— Start Supplied data —
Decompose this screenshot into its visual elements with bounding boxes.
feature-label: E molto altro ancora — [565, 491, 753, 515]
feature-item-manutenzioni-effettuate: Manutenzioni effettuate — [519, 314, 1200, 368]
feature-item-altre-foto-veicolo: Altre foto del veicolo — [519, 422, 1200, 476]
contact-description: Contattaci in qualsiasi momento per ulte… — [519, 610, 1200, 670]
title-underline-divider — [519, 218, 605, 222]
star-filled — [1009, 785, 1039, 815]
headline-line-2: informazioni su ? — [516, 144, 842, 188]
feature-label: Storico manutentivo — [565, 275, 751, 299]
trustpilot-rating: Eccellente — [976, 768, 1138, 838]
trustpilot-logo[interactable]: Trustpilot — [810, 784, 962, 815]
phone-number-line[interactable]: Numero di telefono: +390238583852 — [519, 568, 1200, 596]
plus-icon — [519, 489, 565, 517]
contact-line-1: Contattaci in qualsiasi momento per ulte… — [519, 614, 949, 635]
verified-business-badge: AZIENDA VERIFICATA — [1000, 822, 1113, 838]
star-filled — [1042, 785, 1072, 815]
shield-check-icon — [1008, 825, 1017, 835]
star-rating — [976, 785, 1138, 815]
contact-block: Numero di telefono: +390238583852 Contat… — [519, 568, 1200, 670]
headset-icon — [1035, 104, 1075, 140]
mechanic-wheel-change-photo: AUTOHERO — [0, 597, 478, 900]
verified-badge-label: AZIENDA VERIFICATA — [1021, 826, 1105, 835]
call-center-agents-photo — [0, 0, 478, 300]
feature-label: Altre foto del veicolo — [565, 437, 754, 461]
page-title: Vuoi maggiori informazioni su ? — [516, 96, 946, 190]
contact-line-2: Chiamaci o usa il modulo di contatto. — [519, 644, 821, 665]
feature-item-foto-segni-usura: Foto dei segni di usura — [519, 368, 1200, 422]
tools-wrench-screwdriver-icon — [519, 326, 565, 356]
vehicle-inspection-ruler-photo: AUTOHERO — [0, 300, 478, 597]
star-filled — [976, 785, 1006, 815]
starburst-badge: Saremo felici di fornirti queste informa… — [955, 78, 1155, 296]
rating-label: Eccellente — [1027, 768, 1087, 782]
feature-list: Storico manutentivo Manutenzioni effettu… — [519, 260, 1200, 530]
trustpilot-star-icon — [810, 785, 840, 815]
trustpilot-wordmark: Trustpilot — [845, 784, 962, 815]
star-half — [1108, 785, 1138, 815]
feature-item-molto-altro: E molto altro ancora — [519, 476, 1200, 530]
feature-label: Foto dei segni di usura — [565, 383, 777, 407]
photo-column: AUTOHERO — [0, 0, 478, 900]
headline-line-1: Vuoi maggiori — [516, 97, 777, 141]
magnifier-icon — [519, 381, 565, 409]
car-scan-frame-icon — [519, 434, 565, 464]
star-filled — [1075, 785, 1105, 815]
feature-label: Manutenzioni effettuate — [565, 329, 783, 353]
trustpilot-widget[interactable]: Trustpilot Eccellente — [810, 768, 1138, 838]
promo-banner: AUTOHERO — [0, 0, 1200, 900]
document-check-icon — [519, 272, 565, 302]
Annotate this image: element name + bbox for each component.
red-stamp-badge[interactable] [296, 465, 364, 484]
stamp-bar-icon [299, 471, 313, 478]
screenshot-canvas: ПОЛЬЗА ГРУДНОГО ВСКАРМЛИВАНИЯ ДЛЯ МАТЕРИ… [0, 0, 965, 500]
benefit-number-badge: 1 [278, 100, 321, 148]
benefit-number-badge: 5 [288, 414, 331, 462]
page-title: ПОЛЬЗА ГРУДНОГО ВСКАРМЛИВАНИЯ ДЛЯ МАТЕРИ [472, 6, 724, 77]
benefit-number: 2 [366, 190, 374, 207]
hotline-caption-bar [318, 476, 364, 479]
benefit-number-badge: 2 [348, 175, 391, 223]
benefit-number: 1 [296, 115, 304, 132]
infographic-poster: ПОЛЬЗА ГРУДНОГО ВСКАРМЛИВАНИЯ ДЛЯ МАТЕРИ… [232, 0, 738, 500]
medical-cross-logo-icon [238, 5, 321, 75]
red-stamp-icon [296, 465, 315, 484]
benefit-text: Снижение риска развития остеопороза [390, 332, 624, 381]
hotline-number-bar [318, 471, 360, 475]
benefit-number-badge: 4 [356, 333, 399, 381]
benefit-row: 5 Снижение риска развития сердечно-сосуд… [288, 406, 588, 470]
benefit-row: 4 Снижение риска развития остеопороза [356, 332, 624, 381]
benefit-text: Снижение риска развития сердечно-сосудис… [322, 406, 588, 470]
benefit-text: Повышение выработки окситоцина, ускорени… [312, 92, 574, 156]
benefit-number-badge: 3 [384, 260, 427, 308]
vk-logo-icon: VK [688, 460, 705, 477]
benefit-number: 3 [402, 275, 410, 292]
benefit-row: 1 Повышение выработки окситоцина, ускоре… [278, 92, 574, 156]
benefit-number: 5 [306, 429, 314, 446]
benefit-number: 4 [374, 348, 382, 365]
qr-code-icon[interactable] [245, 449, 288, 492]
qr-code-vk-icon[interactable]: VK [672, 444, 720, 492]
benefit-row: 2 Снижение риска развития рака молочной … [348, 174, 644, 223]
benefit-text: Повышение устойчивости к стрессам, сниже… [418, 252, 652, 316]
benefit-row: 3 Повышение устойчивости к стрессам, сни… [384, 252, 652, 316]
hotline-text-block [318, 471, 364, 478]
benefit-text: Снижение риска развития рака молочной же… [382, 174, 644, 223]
— End Supplied data —
Problem to solve >> Repeat, character for character, the part of the data that opens with its first line and closes with the line containing "plus-icon — [519, 489, 565, 517]", including both of those lines.

Reply to the task >>
Decompose this screenshot into its visual elements with bounding boxes.
feature-label: E molto altro ancora — [565, 491, 753, 515]
feature-item-manutenzioni-effettuate: Manutenzioni effettuate — [519, 314, 1200, 368]
feature-item-altre-foto-veicolo: Altre foto del veicolo — [519, 422, 1200, 476]
contact-description: Contattaci in qualsiasi momento per ulte… — [519, 610, 1200, 670]
title-underline-divider — [519, 218, 605, 222]
star-filled — [1009, 785, 1039, 815]
headline-line-2: informazioni su ? — [516, 144, 842, 188]
feature-label: Storico manutentivo — [565, 275, 751, 299]
trustpilot-rating: Eccellente — [976, 768, 1138, 838]
trustpilot-logo[interactable]: Trustpilot — [810, 784, 962, 815]
phone-number-line[interactable]: Numero di telefono: +390238583852 — [519, 568, 1200, 596]
plus-icon — [519, 489, 565, 517]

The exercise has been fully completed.